_What you need to do_:
Output the data below in full, character for character.

- - -

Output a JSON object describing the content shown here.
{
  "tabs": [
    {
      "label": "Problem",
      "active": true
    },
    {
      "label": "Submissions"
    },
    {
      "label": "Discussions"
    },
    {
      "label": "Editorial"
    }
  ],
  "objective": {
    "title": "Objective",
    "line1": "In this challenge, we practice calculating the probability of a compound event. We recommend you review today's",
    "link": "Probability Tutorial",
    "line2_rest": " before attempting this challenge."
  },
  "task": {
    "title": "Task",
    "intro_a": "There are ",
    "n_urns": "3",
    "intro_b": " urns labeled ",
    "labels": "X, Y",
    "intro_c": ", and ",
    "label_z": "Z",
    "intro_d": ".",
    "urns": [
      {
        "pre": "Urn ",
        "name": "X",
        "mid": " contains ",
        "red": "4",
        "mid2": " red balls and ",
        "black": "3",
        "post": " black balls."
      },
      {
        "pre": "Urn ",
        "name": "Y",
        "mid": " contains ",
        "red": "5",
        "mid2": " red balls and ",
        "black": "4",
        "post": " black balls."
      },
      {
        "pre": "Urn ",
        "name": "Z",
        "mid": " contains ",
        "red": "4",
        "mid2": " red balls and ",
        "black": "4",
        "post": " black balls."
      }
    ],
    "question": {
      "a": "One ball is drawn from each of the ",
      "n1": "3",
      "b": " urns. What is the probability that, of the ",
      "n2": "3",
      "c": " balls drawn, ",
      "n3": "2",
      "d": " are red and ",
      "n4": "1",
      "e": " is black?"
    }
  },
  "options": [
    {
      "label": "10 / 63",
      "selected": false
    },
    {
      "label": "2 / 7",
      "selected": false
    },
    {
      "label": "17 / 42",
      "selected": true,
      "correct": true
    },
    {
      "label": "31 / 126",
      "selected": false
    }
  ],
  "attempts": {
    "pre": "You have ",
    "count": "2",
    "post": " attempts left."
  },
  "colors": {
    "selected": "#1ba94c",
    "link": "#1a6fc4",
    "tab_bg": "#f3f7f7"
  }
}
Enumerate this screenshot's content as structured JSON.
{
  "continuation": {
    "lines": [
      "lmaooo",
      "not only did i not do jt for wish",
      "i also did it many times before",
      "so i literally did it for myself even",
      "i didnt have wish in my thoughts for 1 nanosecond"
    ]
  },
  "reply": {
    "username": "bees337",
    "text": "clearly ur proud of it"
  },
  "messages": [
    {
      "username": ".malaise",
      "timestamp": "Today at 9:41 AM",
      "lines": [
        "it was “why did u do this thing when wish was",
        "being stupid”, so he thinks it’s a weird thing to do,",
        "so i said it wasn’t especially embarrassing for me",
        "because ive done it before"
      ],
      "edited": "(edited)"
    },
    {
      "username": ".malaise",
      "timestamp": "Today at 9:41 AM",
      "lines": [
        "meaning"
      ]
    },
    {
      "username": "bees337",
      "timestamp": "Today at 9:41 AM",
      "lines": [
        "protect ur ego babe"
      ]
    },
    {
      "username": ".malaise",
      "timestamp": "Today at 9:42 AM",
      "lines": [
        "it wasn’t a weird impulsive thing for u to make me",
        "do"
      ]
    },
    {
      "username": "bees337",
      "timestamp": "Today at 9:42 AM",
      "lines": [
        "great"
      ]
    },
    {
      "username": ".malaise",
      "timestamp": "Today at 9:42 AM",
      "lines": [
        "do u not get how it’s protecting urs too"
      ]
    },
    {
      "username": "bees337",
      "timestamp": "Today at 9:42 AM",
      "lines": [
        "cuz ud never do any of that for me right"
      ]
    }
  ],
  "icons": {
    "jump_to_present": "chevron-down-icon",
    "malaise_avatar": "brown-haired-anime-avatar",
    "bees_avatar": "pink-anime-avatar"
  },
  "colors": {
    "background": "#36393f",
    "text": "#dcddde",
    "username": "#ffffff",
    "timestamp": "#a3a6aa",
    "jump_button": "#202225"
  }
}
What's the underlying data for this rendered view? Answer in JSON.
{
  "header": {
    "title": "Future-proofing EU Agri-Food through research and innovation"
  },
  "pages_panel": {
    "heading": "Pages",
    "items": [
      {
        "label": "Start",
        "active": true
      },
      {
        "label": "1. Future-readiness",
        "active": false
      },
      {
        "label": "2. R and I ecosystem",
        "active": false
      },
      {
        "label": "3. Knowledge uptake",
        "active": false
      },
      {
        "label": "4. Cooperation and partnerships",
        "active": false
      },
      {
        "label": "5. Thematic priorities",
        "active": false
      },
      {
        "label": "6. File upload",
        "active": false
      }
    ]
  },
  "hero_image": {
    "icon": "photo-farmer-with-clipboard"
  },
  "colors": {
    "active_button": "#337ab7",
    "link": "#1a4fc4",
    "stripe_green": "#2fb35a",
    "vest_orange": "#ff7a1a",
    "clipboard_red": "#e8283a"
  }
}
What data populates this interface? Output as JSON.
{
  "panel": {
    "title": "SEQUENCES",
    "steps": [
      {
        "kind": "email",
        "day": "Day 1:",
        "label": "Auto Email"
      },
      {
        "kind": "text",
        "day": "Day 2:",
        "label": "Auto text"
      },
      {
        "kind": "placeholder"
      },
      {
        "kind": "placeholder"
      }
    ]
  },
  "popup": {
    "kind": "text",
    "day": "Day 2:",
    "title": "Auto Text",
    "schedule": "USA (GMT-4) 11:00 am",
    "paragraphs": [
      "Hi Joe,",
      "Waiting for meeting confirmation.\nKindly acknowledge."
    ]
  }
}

- - -

_Output of the exercise_:
Output a JSON object describing the content shown here.
{
  "tabs": [
    {
      "label": "Problem",
      "active": true
    },
    {
      "label": "Submissions"
    },
    {
      "label": "Discussions"
    },
    {
      "label": "Editorial"
    }
  ],
  "objective": {
    "title": "Objective",
    "line1": "In this challenge, we practice calculating the probability of a compound event. We recommend you review today's",
    "link": "Probability Tutorial",
    "line2_rest": " before attempting this challenge."
  },
  "task": {
    "title": "Task",
    "intro_a": "There are ",
    "n_urns": "3",
    "intro_b": " urns labeled ",
    "labels": "X, Y",
    "intro_c": ", and ",
    "label_z": "Z",
    "intro_d": ".",
    "urns": [
      {
        "pre": "Urn ",
        "name": "X",
        "mid": " contains ",
        "red": "4",
        "mid2": " red balls and ",
        "black": "3",
        "post": " black balls."
      },
      {
        "pre": "Urn ",
        "name": "Y",
        "mid": " contains ",
        "red": "5",
        "mid2": " red balls and ",
        "black": "4",
        "post": " black balls."
      },
      {
        "pre": "Urn ",
        "name": "Z",
        "mid": " contains ",
        "red": "4",
        "mid2": " red balls and ",
        "black": "4",
        "post": " black balls."
      }
    ],
    "question": {
      "a": "One ball is drawn from each of the ",
      "n1": "3",
      "b": " urns. What is the probability that, of the ",
      "n2": "3",
      "c": " balls drawn, ",
      "n3": "2",
      "d": " are red and ",
      "n4": "1",
      "e": " is black?"
    }
  },
  "options": [
    {
      "label": "10 / 63",
      "selected": false
    },
    {
      "label": "2 / 7",
      "selected": false
    },
    {
      "label": "17 / 42",
      "selected": true,
      "correct": true
    },
    {
      "label": "31 / 126",
      "selected": false
    }
  ],
  "attempts": {
    "pre": "You have ",
    "count": "2",
    "post": " attempts left."
  },
  "colors": {
    "selected": "#1ba94c",
    "link": "#1a6fc4",
    "tab_bg": "#f3f7f7"
  }
}
Enumerate this screenshot's content as structured JSON.
{
  "continuation": {
    "lines": [
      "lmaooo",
      "not only did i not do jt for wish",
      "i also did it many times before",
      "so i literally did it for myself even",
      "i didnt have wish in my thoughts for 1 nanosecond"
    ]
  },
  "reply": {
    "username": "bees337",
    "text": "clearly ur proud of it"
  },
  "messages": [
    {
      "username": ".malaise",
      "timestamp": "Today at 9:41 AM",
      "lines": [
        "it was “why did u do this thing when wish was",
        "being stupid”, so he thinks it’s a weird thing to do,",
        "so i said it wasn’t especially embarrassing for me",
        "because ive done it before"
      ],
      "edited": "(edited)"
    },
    {
      "username": ".malaise",
      "timestamp": "Today at 9:41 AM",
      "lines": [
        "meaning"
      ]
    },
    {
      "username": "bees337",
      "timestamp": "Today at 9:41 AM",
      "lines": [
        "protect ur ego babe"
      ]
    },
    {
      "username": ".malaise",
      "timestamp": "Today at 9:42 AM",
      "lines": [
        "it wasn’t a weird impulsive thing for u to make me",
        "do"
      ]
    },
    {
      "username": "bees337",
      "timestamp": "Today at 9:42 AM",
      "lines": [
        "great"
      ]
    },
    {
      "username": ".malaise",
      "timestamp": "Today at 9:42 AM",
      "lines": [
        "do u not get how it’s protecting urs too"
      ]
    },
    {
      "username": "bees337",
      "timestamp": "Today at 9:42 AM",
      "lines": [
        "cuz ud never do any of that for me right"
      ]
    }
  ],
  "icons": {
    "jump_to_present": "chevron-down-icon",
    "malaise_avatar": "brown-haired-anime-avatar",
    "bees_avatar": "pink-anime-avatar"
  },
  "colors": {
    "background": "#36393f",
    "text": "#dcddde",
    "username": "#ffffff",
    "timestamp": "#a3a6aa",
    "jump_button": "#202225"
  }
}
What's the underlying data for this rendered view? Answer in JSON.
{
  "header": {
    "title": "Future-proofing EU Agri-Food through research and innovation"
  },
  "pages_panel": {
    "heading": "Pages",
    "items": [
      {
        "label": "Start",
        "active": true
      },
      {
        "label": "1. Future-readiness",
        "active": false
      },
      {
        "label": "2. R and I ecosystem",
        "active": false
      },
      {
        "label": "3. Knowledge uptake",
        "active": false
      },
      {
        "label": "4. Cooperation and partnerships",
        "active": false
      },
      {
        "label": "5. Thematic priorities",
        "active": false
      },
      {
        "label": "6. File upload",
        "active": false
      }
    ]
  },
  "hero_image": {
    "icon": "photo-farmer-with-clipboard"
  },
  "colors": {
    "active_button": "#337ab7",
    "link": "#1a4fc4",
    "stripe_green": "#2fb35a",
    "vest_orange": "#ff7a1a",
    "clipboard_red": "#e8283a"
  }
}
What data populates this interface? Output as JSON.
{
  "panel": {
    "title": "SEQUENCES",
    "steps": [
      {
        "kind": "email",
        "day": "Day 1:",
        "label": "Auto Email"
      },
      {
        "kind": "text",
        "day": "Day 2:",
        "label": "Auto text"
      },
      {
        "kind": "placeholder"
      },
      {
        "kind": "placeholder"
      }
    ]
  },
  "popup": {
    "kind": "text",
    "day": "Day 2:",
    "title": "Auto Text",
    "schedule": "USA (GMT-4) 11:00 am",
    "paragraphs": [
      "Hi Joe,",
      "Waiting for meeting confirmation.\nKindly acknowledge."
    ]
  }
}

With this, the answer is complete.